TASK REQUIREMENTS >> Transcribe the entries that follow, word for word.

[INFORMATION GIVEN start]

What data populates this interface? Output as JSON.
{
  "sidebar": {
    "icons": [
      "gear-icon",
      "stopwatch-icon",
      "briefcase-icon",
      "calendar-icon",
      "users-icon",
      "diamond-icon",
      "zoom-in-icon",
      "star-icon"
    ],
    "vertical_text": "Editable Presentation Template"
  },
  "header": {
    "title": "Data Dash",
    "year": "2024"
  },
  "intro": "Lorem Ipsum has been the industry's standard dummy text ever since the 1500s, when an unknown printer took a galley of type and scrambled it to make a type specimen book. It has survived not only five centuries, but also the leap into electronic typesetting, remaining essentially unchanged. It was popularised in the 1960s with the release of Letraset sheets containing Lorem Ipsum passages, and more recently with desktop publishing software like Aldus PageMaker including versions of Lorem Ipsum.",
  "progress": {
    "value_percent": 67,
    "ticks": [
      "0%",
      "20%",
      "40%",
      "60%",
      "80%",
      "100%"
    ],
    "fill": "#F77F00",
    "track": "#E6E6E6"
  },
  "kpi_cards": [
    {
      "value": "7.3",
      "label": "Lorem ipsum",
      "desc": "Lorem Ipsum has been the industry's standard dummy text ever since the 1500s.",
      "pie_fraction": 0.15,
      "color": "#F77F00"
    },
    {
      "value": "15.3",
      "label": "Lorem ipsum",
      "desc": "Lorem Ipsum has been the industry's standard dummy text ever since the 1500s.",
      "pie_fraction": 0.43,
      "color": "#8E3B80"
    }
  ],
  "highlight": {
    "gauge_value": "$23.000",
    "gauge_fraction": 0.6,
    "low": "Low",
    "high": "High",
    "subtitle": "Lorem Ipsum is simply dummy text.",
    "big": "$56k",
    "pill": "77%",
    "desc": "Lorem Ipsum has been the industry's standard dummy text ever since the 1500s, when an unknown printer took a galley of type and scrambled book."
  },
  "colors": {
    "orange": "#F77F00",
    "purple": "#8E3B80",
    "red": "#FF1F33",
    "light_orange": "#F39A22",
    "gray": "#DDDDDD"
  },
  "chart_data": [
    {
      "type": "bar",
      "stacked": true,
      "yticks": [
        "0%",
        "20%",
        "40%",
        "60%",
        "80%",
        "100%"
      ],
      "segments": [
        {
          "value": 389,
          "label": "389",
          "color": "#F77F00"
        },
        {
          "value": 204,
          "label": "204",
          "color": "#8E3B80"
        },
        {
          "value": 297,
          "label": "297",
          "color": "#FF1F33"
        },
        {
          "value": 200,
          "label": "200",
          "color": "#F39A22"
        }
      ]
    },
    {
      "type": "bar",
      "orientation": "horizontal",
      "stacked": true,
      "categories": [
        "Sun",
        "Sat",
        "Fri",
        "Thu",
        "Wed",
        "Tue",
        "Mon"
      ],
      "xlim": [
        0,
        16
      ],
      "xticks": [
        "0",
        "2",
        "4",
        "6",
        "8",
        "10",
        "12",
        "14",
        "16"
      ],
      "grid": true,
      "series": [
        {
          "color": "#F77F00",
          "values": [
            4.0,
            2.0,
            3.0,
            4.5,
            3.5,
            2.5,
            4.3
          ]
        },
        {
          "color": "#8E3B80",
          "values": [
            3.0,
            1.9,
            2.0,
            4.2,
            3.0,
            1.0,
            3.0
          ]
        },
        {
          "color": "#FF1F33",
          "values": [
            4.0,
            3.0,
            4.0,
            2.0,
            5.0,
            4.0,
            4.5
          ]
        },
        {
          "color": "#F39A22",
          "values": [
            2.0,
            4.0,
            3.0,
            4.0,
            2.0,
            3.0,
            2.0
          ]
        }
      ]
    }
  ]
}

[INFORMATION GIVEN end]

THE SOLUTION >>
What data populates this interface? Output as JSON.
{
  "sidebar": {
    "icons": [
      "gear-icon",
      "stopwatch-icon",
      "briefcase-icon",
      "calendar-icon",
      "users-icon",
      "diamond-icon",
      "zoom-in-icon",
      "star-icon"
    ],
    "vertical_text": "Editable Presentation Template"
  },
  "header": {
    "title": "Data Dash",
    "year": "2024"
  },
  "intro": "Lorem Ipsum has been the industry's standard dummy text ever since the 1500s, when an unknown printer took a galley of type and scrambled it to make a type specimen book. It has survived not only five centuries, but also the leap into electronic typesetting, remaining essentially unchanged. It was popularised in the 1960s with the release of Letraset sheets containing Lorem Ipsum passages, and more recently with desktop publishing software like Aldus PageMaker including versions of Lorem Ipsum.",
  "progress": {
    "value_percent": 67,
    "ticks": [
      "0%",
      "20%",
      "40%",
      "60%",
      "80%",
      "100%"
    ],
    "fill": "#F77F00",
    "track": "#E6E6E6"
  },
  "kpi_cards": [
    {
      "value": "7.3",
      "label": "Lorem ipsum",
      "desc": "Lorem Ipsum has been the industry's standard dummy text ever since the 1500s.",
      "pie_fraction": 0.15,
      "color": "#F77F00"
    },
    {
      "value": "15.3",
      "label": "Lorem ipsum",
      "desc": "Lorem Ipsum has been the industry's standard dummy text ever since the 1500s.",
      "pie_fraction": 0.43,
      "color": "#8E3B80"
    }
  ],
  "highlight": {
    "gauge_value": "$23.000",
    "gauge_fraction": 0.6,
    "low": "Low",
    "high": "High",
    "subtitle": "Lorem Ipsum is simply dummy text.",
    "big": "$56k",
    "pill": "77%",
    "desc": "Lorem Ipsum has been the industry's standard dummy text ever since the 1500s, when an unknown printer took a galley of type and scrambled book."
  },
  "colors": {
    "orange": "#F77F00",
    "purple": "#8E3B80",
    "red": "#FF1F33",
    "light_orange": "#F39A22",
    "gray": "#DDDDDD"
  },
  "chart_data": [
    {
      "type": "bar",
      "stacked": true,
      "yticks": [
        "0%",
        "20%",
        "40%",
        "60%",
        "80%",
        "100%"
      ],
      "segments": [
        {
          "value": 389,
          "label": "389",
          "color": "#F77F00"
        },
        {
          "value": 204,
          "label": "204",
          "color": "#8E3B80"
        },
        {
          "value": 297,
          "label": "297",
          "color": "#FF1F33"
        },
        {
          "value": 200,
          "label": "200",
          "color": "#F39A22"
        }
      ]
    },
    {
      "type": "bar",
      "orientation": "horizontal",
      "stacked": true,
      "categories": [
        "Sun",
        "Sat",
        "Fri",
        "Thu",
        "Wed",
        "Tue",
        "Mon"
      ],
      "xlim": [
        0,
        16
      ],
      "xticks": [
        "0",
        "2",
        "4",
        "6",
        "8",
        "10",
        "12",
        "14",
        "16"
      ],
      "grid": true,
      "series": [
        {
          "color": "#F77F00",
          "values": [
            4.0,
            2.0,
            3.0,
            4.5,
            3.5,
            2.5,
            4.3
          ]
        },
        {
          "color": "#8E3B80",
          "values": [
            3.0,
            1.9,
            2.0,
            4.2,
            3.0,
            1.0,
            3.0
          ]
        },
        {
          "color": "#FF1F33",
          "values": [
            4.0,
            3.0,
            4.0,
            2.0,
            5.0,
            4.0,
            4.5
          ]
        },
        {
          "color": "#F39A22",
          "values": [
            2.0,
            4.0,
            3.0,
            4.0,
            2.0,
            3.0,
            2.0
          ]
        }
      ]
    }
  ]
}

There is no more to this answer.